Data supplied start
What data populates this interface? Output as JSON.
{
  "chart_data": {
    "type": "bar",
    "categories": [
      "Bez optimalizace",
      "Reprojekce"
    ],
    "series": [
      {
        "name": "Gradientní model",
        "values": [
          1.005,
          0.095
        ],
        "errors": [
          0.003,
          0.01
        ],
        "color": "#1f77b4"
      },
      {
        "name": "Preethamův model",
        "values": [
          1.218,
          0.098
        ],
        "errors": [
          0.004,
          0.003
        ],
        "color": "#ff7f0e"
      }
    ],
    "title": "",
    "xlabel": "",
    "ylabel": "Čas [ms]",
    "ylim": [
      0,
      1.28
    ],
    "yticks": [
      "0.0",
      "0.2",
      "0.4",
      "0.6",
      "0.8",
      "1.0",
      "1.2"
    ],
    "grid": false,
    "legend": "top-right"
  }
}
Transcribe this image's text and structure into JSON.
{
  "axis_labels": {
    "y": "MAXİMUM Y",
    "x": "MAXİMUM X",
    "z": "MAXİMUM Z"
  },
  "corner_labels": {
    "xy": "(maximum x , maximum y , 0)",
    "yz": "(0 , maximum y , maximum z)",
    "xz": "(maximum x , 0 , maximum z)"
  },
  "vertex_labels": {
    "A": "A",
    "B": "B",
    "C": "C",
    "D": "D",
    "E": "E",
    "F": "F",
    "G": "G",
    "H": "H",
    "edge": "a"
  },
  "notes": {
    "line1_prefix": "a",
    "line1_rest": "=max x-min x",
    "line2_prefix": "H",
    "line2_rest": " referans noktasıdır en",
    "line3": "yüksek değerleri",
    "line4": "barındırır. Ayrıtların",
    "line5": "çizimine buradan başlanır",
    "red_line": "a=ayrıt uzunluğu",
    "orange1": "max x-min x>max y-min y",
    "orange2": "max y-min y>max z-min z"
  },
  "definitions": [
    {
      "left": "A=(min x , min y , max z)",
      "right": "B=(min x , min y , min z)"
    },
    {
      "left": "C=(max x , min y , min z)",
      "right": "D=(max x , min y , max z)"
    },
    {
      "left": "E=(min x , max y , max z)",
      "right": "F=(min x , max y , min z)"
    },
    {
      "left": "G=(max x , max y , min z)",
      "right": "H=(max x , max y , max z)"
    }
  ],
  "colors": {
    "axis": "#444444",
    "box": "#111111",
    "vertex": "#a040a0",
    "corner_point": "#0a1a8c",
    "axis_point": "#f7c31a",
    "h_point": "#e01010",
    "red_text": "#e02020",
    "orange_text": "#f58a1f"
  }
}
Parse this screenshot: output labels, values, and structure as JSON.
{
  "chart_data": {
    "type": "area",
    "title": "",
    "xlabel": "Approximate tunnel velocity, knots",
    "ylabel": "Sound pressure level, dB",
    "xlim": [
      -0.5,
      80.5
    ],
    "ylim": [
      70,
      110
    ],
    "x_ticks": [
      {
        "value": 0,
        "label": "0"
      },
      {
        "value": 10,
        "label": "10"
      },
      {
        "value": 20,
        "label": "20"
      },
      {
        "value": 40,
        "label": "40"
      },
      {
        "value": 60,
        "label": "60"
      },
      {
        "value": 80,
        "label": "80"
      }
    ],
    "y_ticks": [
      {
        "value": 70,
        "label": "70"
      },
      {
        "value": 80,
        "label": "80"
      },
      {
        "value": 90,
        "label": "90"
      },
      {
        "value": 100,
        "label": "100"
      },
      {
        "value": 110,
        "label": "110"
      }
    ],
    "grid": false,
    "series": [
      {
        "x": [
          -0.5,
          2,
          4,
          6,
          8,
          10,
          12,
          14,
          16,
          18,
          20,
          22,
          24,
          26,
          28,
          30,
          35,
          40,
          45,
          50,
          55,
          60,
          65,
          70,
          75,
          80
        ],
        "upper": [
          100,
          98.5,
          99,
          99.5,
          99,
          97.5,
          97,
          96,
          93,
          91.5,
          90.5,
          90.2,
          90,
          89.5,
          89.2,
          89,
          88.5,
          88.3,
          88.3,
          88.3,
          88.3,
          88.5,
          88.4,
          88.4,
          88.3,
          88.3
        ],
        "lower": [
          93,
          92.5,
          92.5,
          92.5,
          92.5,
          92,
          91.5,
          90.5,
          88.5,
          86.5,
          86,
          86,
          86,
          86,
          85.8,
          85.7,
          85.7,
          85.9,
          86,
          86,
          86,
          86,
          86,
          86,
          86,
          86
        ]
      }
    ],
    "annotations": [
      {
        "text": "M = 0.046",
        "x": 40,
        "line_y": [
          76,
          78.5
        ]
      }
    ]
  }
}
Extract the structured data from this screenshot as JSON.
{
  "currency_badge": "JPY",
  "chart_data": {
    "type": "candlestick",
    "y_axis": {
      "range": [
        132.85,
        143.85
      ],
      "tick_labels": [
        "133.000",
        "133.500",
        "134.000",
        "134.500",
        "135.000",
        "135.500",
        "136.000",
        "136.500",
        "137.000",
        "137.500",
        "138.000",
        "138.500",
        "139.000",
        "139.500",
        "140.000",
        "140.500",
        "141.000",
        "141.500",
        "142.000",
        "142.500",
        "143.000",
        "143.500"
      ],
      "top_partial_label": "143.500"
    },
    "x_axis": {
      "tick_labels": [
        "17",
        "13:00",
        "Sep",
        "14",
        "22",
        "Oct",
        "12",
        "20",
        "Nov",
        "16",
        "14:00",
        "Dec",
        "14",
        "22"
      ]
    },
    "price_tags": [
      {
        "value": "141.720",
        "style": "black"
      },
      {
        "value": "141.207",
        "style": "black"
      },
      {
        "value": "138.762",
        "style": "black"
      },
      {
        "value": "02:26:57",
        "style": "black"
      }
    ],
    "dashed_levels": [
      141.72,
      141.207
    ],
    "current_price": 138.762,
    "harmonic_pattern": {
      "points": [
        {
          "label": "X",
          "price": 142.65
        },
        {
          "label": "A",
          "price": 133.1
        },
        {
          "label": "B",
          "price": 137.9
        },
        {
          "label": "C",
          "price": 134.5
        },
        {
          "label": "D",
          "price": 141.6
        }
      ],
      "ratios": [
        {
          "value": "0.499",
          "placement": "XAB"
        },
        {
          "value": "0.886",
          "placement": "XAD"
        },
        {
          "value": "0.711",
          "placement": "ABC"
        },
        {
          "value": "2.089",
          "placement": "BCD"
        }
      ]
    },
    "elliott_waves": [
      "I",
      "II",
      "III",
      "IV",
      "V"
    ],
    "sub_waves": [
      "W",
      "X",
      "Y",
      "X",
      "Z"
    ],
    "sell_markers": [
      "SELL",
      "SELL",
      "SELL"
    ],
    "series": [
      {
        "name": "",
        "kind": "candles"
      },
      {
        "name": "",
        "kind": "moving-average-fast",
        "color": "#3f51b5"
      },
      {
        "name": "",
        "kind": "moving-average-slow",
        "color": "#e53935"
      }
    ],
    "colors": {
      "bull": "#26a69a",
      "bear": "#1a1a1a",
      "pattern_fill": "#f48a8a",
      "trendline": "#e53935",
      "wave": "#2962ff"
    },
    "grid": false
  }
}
Data supplied end
The exercise: Copy out the full material exactly as it appears.

The output:
What data populates this interface? Output as JSON.
{
  "chart_data": {
    "type": "bar",
    "categories": [
      "Bez optimalizace",
      "Reprojekce"
    ],
    "series": [
      {
        "name": "Gradientní model",
        "values": [
          1.005,
          0.095
        ],
        "errors": [
          0.003,
          0.01
        ],
        "color": "#1f77b4"
      },
      {
        "name": "Preethamův model",
        "values": [
          1.218,
          0.098
        ],
        "errors": [
          0.004,
          0.003
        ],
        "color": "#ff7f0e"
      }
    ],
    "title": "",
    "xlabel": "",
    "ylabel": "Čas [ms]",
    "ylim": [
      0,
      1.28
    ],
    "yticks": [
      "0.0",
      "0.2",
      "0.4",
      "0.6",
      "0.8",
      "1.0",
      "1.2"
    ],
    "grid": false,
    "legend": "top-right"
  }
}
Transcribe this image's text and structure into JSON.
{
  "axis_labels": {
    "y": "MAXİMUM Y",
    "x": "MAXİMUM X",
    "z": "MAXİMUM Z"
  },
  "corner_labels": {
    "xy": "(maximum x , maximum y , 0)",
    "yz": "(0 , maximum y , maximum z)",
    "xz": "(maximum x , 0 , maximum z)"
  },
  "vertex_labels": {
    "A": "A",
    "B": "B",
    "C": "C",
    "D": "D",
    "E": "E",
    "F": "F",
    "G": "G",
    "H": "H",
    "edge": "a"
  },
  "notes": {
    "line1_prefix": "a",
    "line1_rest": "=max x-min x",
    "line2_prefix": "H",
    "line2_rest": " referans noktasıdır en",
    "line3": "yüksek değerleri",
    "line4": "barındırır. Ayrıtların",
    "line5": "çizimine buradan başlanır",
    "red_line": "a=ayrıt uzunluğu",
    "orange1": "max x-min x>max y-min y",
    "orange2": "max y-min y>max z-min z"
  },
  "definitions": [
    {
      "left": "A=(min x , min y , max z)",
      "right": "B=(min x , min y , min z)"
    },
    {
      "left": "C=(max x , min y , min z)",
      "right": "D=(max x , min y , max z)"
    },
    {
      "left": "E=(min x , max y , max z)",
      "right": "F=(min x , max y , min z)"
    },
    {
      "left": "G=(max x , max y , min z)",
      "right": "H=(max x , max y , max z)"
    }
  ],
  "colors": {
    "axis": "#444444",
    "box": "#111111",
    "vertex": "#a040a0",
    "corner_point": "#0a1a8c",
    "axis_point": "#f7c31a",
    "h_point": "#e01010",
    "red_text": "#e02020",
    "orange_text": "#f58a1f"
  }
}
Parse this screenshot: output labels, values, and structure as JSON.
{
  "chart_data": {
    "type": "area",
    "title": "",
    "xlabel": "Approximate tunnel velocity, knots",
    "ylabel": "Sound pressure level, dB",
    "xlim": [
      -0.5,
      80.5
    ],
    "ylim": [
      70,
      110
    ],
    "x_ticks": [
      {
        "value": 0,
        "label": "0"
      },
      {
        "value": 10,
        "label": "10"
      },
      {
        "value": 20,
        "label": "20"
      },
      {
        "value": 40,
        "label": "40"
      },
      {
        "value": 60,
        "label": "60"
      },
      {
        "value": 80,
        "label": "80"
      }
    ],
    "y_ticks": [
      {
        "value": 70,
        "label": "70"
      },
      {
        "value": 80,
        "label": "80"
      },
      {
        "value": 90,
        "label": "90"
      },
      {
        "value": 100,
        "label": "100"
      },
      {
        "value": 110,
        "label": "110"
      }
    ],
    "grid": false,
    "series": [
      {
        "x": [
          -0.5,
          2,
          4,
          6,
          8,
          10,
          12,
          14,
          16,
          18,
          20,
          22,
          24,
          26,
          28,
          30,
          35,
          40,
          45,
          50,
          55,
          60,
          65,
          70,
          75,
          80
        ],
        "upper": [
          100,
          98.5,
          99,
          99.5,
          99,
          97.5,
          97,
          96,
          93,
          91.5,
          90.5,
          90.2,
          90,
          89.5,
          89.2,
          89,
          88.5,
          88.3,
          88.3,
          88.3,
          88.3,
          88.5,
          88.4,
          88.4,
          88.3,
          88.3
        ],
        "lower": [
          93,
          92.5,
          92.5,
          92.5,
          92.5,
          92,
          91.5,
          90.5,
          88.5,
          86.5,
          86,
          86,
          86,
          86,
          85.8,
          85.7,
          85.7,
          85.9,
          86,
          86,
          86,
          86,
          86,
          86,
          86,
          86
        ]
      }
    ],
    "annotations": [
      {
        "text": "M = 0.046",
        "x": 40,
        "line_y": [
          76,
          78.5
        ]
      }
    ]
  }
}
Extract the structured data from this screenshot as JSON.
{
  "currency_badge": "JPY",
  "chart_data": {
    "type": "candlestick",
    "y_axis": {
      "range": [
        132.85,
        143.85
      ],
      "tick_labels": [
        "133.000",
        "133.500",
        "134.000",
        "134.500",
        "135.000",
        "135.500",
        "136.000",
        "136.500",
        "137.000",
        "137.500",
        "138.000",
        "138.500",
        "139.000",
        "139.500",
        "140.000",
        "140.500",
        "141.000",
        "141.500",
        "142.000",
        "142.500",
        "143.000",
        "143.500"
      ],
      "top_partial_label": "143.500"
    },
    "x_axis": {
      "tick_labels": [
        "17",
        "13:00",
        "Sep",
        "14",
        "22",
        "Oct",
        "12",
        "20",
        "Nov",
        "16",
        "14:00",
        "Dec",
        "14",
        "22"
      ]
    },
    "price_tags": [
      {
        "value": "141.720",
        "style": "black"
      },
      {
        "value": "141.207",
        "style": "black"
      },
      {
        "value": "138.762",
        "style": "black"
      },
      {
        "value": "02:26:57",
        "style": "black"
      }
    ],
    "dashed_levels": [
      141.72,
      141.207
    ],
    "current_price": 138.762,
    "harmonic_pattern": {
      "points": [
        {
          "label": "X",
          "price": 142.65
        },
        {
          "label": "A",
          "price": 133.1
        },
        {
          "label": "B",
          "price": 137.9
        },
        {
          "label": "C",
          "price": 134.5
        },
        {
          "label": "D",
          "price": 141.6
        }
      ],
      "ratios": [
        {
          "value": "0.499",
          "placement": "XAB"
        },
        {
          "value": "0.886",
          "placement": "XAD"
        },
        {
          "value": "0.711",
          "placement": "ABC"
        },
        {
          "value": "2.089",
          "placement": "BCD"
        }
      ]
    },
    "elliott_waves": [
      "I",
      "II",
      "III",
      "IV",
      "V"
    ],
    "sub_waves": [
      "W",
      "X",
      "Y",
      "X",
      "Z"
    ],
    "sell_markers": [
      "SELL",
      "SELL",
      "SELL"
    ],
    "series": [
      {
        "name": "",
        "kind": "candles"
      },
      {
        "name": "",
        "kind": "moving-average-fast",
        "color": "#3f51b5"
      },
      {
        "name": "",
        "kind": "moving-average-slow",
        "color": "#e53935"
      }
    ],
    "colors": {
      "bull": "#26a69a",
      "bear": "#1a1a1a",
      "pattern_fill": "#f48a8a",
      "trendline": "#e53935",
      "wave": "#2962ff"
    },
    "grid": false
  }
}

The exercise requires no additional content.